### Problem requirements
List every abbreviation written entirely in capital letters that appears in the message about EKUs and certificate policies in TLS.

[[ Extract to read open ]]

EKU applies *ONLY* to higher layer protocols where the higher layer
protocol specifies behaviour for a list of EKUs.  For TLS,
such specification simply do not exist.

Potentially, there is something in the CABrowser Forum Baseline
requirements.  But I'm not a Browser implementor, so I don't know
and don't care.  I'm a maintainer of a TLS library and application
level wrapper to TLS for programmatic use.


> 
> While TLS applications may or may not be able to set policies,
> the interactions among policy related extensions and path validation
> state machine can make the path invalid if the policy intersection
> is null and the require explicit policy flag has been turned on.

Aside from what the CABForum & Browser folks may have defined to
create fancy GUI chrome, I'm not currently aware of any X-over-TLS
spec that gives meaning to policies.  So the easiest approach is
to entirely ignore them -- during path validation as well as
on the end entity certs.

[[ Extract to read closed ]]
[[ Source information open ]]

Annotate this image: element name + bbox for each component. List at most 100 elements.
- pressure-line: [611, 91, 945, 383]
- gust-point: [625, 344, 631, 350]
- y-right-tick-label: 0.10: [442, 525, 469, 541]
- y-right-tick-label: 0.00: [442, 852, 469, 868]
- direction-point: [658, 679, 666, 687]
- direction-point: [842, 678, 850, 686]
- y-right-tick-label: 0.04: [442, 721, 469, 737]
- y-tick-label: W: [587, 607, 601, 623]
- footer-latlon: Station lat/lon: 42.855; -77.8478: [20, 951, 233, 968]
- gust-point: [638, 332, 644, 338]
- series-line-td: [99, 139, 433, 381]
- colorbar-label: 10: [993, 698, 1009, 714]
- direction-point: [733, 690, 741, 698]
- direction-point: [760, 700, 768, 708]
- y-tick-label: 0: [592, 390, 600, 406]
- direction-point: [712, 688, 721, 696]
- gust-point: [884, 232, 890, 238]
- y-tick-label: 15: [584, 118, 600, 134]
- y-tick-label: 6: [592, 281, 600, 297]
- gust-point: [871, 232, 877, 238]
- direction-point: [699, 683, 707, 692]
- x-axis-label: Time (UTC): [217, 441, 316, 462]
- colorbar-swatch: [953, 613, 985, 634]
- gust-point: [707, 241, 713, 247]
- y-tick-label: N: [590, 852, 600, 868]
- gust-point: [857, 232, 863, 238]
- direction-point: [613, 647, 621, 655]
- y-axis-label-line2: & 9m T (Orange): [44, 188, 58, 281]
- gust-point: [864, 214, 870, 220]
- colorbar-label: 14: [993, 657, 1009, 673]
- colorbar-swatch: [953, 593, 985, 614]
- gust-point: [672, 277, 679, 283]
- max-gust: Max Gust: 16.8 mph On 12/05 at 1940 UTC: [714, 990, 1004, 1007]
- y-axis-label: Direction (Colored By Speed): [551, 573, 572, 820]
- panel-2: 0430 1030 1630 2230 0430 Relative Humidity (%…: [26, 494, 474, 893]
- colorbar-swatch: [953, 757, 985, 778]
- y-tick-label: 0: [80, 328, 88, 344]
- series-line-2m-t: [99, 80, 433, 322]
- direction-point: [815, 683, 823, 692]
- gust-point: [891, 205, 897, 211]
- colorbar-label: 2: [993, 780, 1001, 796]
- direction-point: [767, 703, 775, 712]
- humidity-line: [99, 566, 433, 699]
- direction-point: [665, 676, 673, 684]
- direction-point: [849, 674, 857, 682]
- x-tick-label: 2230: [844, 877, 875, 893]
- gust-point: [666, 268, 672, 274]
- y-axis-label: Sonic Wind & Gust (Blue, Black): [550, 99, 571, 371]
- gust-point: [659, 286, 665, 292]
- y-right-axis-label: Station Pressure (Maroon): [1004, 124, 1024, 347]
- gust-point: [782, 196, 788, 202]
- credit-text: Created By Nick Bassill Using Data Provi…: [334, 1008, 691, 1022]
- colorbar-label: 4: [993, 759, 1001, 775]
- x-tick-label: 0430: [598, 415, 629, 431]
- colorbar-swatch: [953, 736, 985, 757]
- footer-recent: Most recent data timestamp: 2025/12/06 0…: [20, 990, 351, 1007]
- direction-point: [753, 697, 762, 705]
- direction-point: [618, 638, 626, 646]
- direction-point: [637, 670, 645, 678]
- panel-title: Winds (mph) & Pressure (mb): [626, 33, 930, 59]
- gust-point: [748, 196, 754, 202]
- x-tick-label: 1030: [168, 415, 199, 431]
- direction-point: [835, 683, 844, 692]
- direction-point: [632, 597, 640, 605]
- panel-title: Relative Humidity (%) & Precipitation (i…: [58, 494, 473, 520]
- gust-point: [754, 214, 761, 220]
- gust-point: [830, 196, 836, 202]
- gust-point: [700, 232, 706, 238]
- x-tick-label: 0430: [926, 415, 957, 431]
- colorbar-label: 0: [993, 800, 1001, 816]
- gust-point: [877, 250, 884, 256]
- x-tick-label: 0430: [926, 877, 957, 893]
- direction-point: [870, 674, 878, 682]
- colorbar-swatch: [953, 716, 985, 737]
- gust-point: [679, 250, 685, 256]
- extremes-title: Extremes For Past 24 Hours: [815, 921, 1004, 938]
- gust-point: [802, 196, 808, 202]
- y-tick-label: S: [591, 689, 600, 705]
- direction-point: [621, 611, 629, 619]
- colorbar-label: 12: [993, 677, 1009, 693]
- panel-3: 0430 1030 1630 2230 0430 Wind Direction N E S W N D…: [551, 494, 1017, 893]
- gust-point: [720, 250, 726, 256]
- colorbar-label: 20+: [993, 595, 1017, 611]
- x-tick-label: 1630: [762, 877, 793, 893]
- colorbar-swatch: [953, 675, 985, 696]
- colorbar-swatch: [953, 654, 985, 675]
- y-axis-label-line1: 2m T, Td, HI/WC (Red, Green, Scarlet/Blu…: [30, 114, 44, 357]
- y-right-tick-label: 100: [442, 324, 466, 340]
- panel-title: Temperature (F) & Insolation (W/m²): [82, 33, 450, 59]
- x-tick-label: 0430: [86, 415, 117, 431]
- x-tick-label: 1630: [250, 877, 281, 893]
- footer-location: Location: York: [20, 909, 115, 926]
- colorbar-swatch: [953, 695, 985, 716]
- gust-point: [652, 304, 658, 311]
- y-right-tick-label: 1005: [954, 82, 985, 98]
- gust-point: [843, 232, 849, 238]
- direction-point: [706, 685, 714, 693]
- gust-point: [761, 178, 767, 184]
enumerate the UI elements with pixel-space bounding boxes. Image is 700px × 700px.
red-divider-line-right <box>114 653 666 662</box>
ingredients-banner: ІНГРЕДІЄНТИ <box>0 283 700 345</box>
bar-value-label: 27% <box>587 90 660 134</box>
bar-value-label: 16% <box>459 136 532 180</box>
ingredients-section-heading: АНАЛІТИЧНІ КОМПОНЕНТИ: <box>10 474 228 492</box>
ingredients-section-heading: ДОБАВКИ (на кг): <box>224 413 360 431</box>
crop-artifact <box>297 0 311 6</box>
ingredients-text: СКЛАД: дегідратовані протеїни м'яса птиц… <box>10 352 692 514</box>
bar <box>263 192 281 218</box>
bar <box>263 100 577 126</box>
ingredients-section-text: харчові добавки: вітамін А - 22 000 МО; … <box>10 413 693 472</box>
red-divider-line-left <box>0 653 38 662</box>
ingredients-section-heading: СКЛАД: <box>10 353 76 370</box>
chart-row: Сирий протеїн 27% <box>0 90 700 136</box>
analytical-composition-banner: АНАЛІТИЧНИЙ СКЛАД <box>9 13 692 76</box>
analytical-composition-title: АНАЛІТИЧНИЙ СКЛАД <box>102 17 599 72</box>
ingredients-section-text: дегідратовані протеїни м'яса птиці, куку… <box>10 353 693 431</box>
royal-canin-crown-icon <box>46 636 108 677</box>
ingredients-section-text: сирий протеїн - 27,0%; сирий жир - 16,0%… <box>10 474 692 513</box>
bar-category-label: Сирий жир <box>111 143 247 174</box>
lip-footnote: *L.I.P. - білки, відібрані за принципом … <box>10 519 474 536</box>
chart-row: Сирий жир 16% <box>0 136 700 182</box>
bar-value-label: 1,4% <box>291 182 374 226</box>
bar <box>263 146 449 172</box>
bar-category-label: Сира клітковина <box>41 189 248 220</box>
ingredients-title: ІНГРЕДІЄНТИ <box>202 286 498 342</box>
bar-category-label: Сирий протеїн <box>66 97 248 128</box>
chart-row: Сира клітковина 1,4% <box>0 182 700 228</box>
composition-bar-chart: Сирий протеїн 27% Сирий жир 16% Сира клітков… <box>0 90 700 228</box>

[[ Source information closed ]]

### Worked solution
EKU
TLS
GUI